### SHORT TASK
Transcribe every item below verbatim, leaving the pictures out of your answer.
--- AVAILABLE RECORDS ---
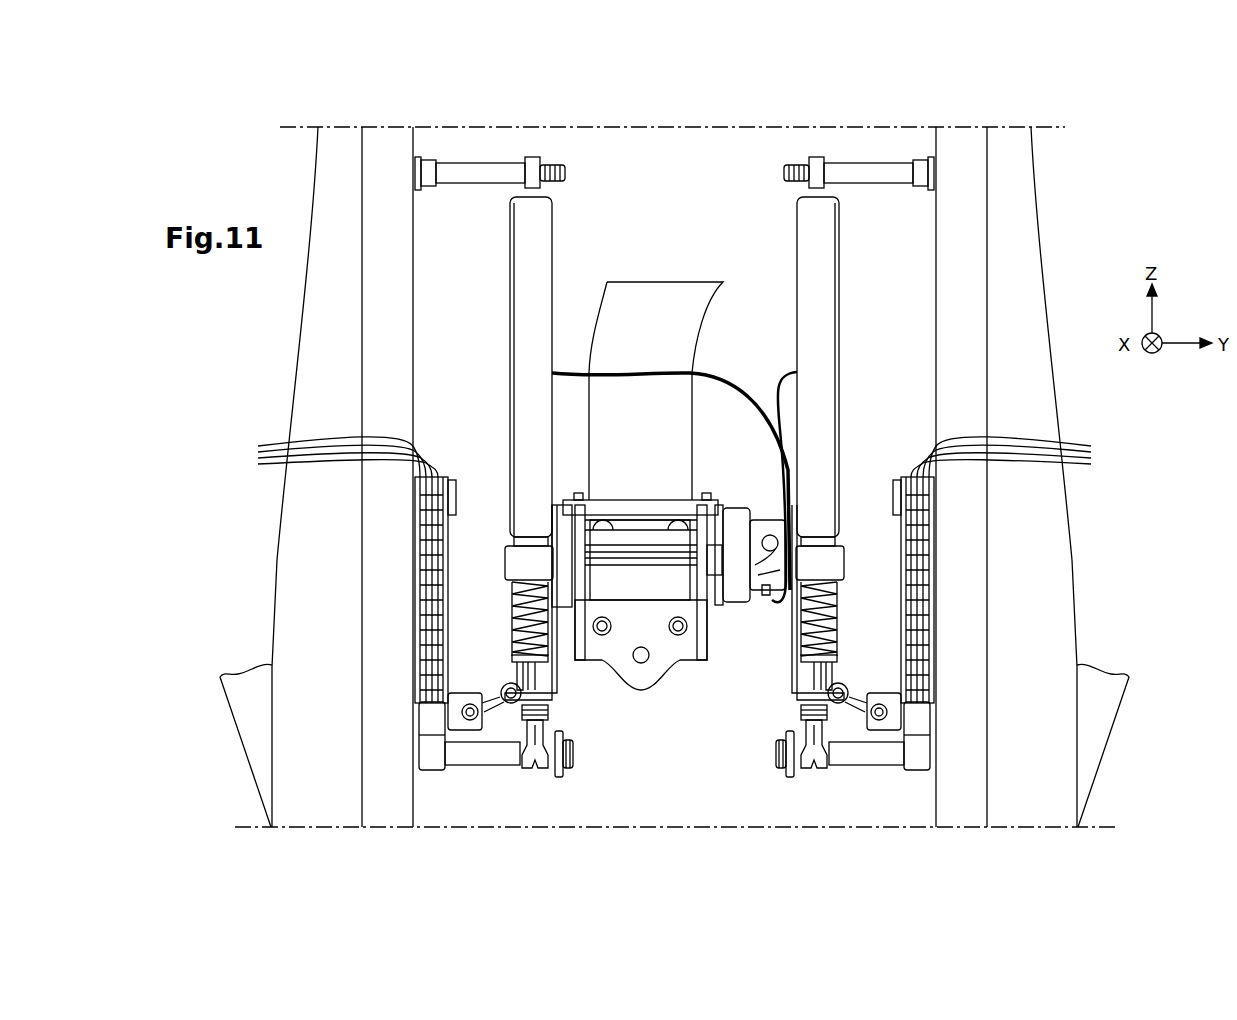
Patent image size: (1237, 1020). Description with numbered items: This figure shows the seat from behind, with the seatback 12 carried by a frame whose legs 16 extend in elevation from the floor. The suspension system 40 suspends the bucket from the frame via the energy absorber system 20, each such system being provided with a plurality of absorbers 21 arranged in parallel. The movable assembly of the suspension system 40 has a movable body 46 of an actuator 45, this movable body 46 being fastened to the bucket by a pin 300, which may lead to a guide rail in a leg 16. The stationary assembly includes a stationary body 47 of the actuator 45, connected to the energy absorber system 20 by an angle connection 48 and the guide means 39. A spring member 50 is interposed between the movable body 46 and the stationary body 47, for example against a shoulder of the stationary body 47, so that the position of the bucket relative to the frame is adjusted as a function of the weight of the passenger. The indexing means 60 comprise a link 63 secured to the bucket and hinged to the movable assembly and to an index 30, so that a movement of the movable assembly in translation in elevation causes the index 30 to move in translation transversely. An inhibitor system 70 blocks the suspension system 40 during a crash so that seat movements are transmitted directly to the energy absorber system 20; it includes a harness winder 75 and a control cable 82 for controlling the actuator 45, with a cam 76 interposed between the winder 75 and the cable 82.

The seatback 12 is at (1013, 229).
The leg 16 is at (388, 232).
The pin 300 is at (478, 172).
The movable body 46 is at (540, 232).
The actuator 45 is at (565, 277).
The suspension system 40 is at (843, 350).
The spring member 50 is at (832, 600).
The stationary body 47 is at (560, 728).
The indexing means 60 is at (501, 668).
The link 63 is at (457, 691).
The index 30 is at (444, 650).
The guide means 39 is at (430, 720).
The angle connection 48 is at (475, 766).
The energy absorber system 20 is at (447, 478).
The absorbers 21 is at (670, 453).
The control cable 82 is at (672, 373).
The harness winder 75 is at (656, 510).
The cam 76 is at (700, 578).
The inhibitor system 70 is at (740, 502).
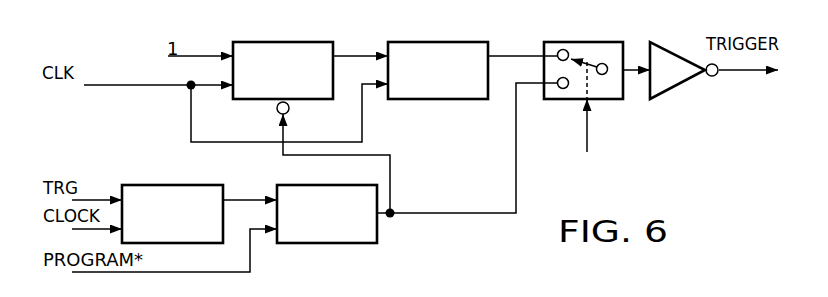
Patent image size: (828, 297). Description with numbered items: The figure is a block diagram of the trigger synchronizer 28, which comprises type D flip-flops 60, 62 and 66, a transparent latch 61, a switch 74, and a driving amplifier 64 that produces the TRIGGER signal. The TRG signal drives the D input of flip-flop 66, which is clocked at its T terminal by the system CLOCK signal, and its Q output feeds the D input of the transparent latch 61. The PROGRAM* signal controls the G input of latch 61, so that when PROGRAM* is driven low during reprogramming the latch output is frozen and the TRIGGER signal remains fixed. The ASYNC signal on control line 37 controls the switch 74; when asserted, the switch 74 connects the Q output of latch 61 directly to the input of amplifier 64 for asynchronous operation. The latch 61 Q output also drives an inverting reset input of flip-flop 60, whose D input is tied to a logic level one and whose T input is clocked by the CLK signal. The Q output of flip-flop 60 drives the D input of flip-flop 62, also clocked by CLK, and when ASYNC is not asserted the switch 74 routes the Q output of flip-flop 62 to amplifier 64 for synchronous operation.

The trigger synchronizer 28 is at (676, 146).
The type D flip-flop 60 is at (290, 41).
The type D flip-flop 62 is at (445, 41).
The switch 74 is at (599, 41).
The control line 37 is at (588, 152).
The driving amplifier 64 is at (668, 86).
The type D flip-flop 66 is at (174, 185).
The transparent latch 61 is at (334, 244).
---
### ANSWER TO THIS TASK
Patent image size: (1237, 1020). Description with numbered items: This figure shows the seat from behind, with the seatback 12 carried by a frame whose legs 16 extend in elevation from the floor. The suspension system 40 suspends the bucket from the frame via the energy absorber system 20, each such system being provided with a plurality of absorbers 21 arranged in parallel. The movable assembly of the suspension system 40 has a movable body 46 of an actuator 45, this movable body 46 being fastened to the bucket by a pin 300, which may lead to a guide rail in a leg 16. The stationary assembly includes a stationary body 47 of the actuator 45, connected to the energy absorber system 20 by an angle connection 48 and the guide means 39. A spring member 50 is interposed between the movable body 46 and the stationary body 47, for example against a shoulder of the stationary body 47, so that the position of the bucket relative to the frame is adjusted as a function of the weight of the passenger. The indexing means 60 comprise a link 63 secured to the bucket and hinged to the movable assembly and to an index 30, so that a movement of the movable assembly in translation in elevation causes the index 30 to move in translation transversely. An inhibitor system 70 blocks the suspension system 40 during a crash so that seat movements are transmitted directly to the energy absorber system 20; it includes a harness winder 75 and a control cable 82 for controlling the actuator 45, with a cam 76 interposed between the winder 75 and the cable 82.

The seatback 12 is at (1013, 229).
The leg 16 is at (388, 232).
The pin 300 is at (478, 172).
The movable body 46 is at (540, 232).
The actuator 45 is at (565, 277).
The suspension system 40 is at (843, 350).
The spring member 50 is at (832, 600).
The stationary body 47 is at (560, 728).
The indexing means 60 is at (501, 668).
The link 63 is at (457, 691).
The index 30 is at (444, 650).
The guide means 39 is at (430, 720).
The angle connection 48 is at (475, 766).
The energy absorber system 20 is at (447, 478).
The absorbers 21 is at (670, 453).
The control cable 82 is at (672, 373).
The harness winder 75 is at (656, 510).
The cam 76 is at (700, 578).
The inhibitor system 70 is at (740, 502).
Patent image size: (828, 297). Description with numbered items: The figure is a block diagram of the trigger synchronizer 28, which comprises type D flip-flops 60, 62 and 66, a transparent latch 61, a switch 74, and a driving amplifier 64 that produces the TRIGGER signal. The TRG signal drives the D input of flip-flop 66, which is clocked at its T terminal by the system CLOCK signal, and its Q output feeds the D input of the transparent latch 61. The PROGRAM* signal controls the G input of latch 61, so that when PROGRAM* is driven low during reprogramming the latch output is frozen and the TRIGGER signal remains fixed. The ASYNC signal on control line 37 controls the switch 74; when asserted, the switch 74 connects the Q output of latch 61 directly to the input of amplifier 64 for asynchronous operation. The latch 61 Q output also drives an inverting reset input of flip-flop 60, whose D input is tied to a logic level one and whose T input is clocked by the CLK signal. The Q output of flip-flop 60 drives the D input of flip-flop 62, also clocked by CLK, and when ASYNC is not asserted the switch 74 routes the Q output of flip-flop 62 to amplifier 64 for synchronous operation.

The trigger synchronizer 28 is at (676, 146).
The type D flip-flop 60 is at (290, 41).
The type D flip-flop 62 is at (445, 41).
The switch 74 is at (599, 41).
The control line 37 is at (588, 152).
The driving amplifier 64 is at (668, 86).
The type D flip-flop 66 is at (174, 185).
The transparent latch 61 is at (334, 244).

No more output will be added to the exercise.